[Stored records]
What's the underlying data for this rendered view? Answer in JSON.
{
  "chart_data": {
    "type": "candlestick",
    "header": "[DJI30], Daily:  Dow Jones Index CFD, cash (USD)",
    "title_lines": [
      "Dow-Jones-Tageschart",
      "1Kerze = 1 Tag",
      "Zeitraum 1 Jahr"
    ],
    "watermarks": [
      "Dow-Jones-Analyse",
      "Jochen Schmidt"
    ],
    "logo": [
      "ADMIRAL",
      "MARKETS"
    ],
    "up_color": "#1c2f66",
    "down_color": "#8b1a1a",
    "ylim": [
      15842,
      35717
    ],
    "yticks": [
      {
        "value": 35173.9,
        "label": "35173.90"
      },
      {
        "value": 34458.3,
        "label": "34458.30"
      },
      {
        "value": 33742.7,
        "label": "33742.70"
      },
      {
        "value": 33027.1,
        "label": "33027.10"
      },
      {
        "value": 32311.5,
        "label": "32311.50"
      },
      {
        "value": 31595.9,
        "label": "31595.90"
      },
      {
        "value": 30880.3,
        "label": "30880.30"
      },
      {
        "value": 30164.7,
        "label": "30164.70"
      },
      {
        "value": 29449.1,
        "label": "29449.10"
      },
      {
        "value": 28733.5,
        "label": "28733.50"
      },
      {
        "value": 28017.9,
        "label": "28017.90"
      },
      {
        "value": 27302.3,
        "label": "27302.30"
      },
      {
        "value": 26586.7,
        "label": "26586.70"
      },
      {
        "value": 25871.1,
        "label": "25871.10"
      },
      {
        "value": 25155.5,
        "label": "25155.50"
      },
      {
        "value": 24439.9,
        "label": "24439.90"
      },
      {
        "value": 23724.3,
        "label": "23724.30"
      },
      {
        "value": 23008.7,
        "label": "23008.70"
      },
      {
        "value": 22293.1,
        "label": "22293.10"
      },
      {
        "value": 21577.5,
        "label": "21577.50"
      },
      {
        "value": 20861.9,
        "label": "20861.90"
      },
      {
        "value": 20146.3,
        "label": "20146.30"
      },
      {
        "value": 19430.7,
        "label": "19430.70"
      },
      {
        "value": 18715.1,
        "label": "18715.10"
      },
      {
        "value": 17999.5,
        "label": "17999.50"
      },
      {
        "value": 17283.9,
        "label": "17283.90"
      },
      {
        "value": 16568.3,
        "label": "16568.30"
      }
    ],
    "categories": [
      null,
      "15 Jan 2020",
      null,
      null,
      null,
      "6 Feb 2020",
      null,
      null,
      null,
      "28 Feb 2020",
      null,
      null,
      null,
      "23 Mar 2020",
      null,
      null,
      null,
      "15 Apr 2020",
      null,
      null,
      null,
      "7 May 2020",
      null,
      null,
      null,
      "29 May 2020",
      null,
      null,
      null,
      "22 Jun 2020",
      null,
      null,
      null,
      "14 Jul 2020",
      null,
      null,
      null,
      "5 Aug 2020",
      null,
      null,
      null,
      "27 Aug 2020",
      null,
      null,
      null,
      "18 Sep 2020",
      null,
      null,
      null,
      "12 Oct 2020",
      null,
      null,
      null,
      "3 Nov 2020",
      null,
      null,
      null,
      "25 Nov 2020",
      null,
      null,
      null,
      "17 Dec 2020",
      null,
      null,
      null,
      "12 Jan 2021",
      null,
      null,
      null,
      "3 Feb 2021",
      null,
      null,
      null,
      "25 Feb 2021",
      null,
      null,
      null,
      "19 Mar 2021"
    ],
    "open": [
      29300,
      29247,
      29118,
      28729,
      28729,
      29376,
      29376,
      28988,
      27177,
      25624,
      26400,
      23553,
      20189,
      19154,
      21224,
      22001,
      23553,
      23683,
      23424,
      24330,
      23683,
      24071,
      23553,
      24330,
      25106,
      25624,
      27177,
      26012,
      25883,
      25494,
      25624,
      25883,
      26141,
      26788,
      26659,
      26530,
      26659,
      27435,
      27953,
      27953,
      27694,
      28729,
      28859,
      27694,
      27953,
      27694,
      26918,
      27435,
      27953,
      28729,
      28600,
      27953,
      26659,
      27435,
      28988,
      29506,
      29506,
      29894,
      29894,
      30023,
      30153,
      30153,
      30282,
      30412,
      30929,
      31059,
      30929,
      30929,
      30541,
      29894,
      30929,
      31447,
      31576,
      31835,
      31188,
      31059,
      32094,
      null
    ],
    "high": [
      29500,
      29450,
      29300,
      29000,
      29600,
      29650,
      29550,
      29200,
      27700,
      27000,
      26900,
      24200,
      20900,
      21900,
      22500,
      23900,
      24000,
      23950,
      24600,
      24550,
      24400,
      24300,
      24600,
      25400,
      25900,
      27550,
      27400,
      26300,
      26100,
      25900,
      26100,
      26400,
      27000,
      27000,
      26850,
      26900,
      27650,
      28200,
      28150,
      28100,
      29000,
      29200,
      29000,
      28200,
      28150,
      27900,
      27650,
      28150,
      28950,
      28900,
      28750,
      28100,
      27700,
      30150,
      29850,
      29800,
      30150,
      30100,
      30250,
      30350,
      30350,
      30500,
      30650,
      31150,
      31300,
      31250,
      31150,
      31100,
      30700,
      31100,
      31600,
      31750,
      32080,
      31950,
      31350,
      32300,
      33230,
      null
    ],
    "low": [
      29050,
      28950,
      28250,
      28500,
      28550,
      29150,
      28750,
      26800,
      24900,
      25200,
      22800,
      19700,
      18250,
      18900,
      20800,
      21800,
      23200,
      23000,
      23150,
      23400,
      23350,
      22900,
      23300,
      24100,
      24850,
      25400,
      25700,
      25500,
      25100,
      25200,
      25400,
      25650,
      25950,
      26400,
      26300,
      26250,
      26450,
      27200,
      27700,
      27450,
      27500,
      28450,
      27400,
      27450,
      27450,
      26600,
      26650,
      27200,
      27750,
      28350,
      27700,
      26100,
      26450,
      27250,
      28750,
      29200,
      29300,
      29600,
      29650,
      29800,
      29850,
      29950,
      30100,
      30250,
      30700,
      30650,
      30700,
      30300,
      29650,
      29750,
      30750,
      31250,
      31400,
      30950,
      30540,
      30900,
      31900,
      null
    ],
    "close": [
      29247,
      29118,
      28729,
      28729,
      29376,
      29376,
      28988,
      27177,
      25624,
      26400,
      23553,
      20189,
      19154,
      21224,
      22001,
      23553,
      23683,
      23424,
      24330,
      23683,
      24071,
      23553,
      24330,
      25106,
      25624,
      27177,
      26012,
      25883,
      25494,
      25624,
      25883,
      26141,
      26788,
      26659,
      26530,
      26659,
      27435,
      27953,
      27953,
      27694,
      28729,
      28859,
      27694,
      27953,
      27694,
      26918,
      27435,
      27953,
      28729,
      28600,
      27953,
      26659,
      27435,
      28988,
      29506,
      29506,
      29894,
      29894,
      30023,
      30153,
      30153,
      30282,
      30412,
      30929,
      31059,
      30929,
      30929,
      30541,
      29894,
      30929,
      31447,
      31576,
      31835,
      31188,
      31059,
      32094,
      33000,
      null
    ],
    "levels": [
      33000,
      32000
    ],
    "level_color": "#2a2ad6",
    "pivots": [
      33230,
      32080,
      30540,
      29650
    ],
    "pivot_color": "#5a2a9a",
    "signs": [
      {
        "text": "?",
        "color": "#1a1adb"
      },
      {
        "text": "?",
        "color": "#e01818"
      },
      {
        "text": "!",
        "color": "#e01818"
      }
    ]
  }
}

◆ **WHAT IS ASKED**
Collect the lines of the data that carry the word "Jones".

◆ **RESPONSE**
    "header": "[DJI30], Daily:  Dow Jones Index CFD, cash (USD)",
      "Dow-Jones-Tageschart",
      "Dow-Jones-Analyse",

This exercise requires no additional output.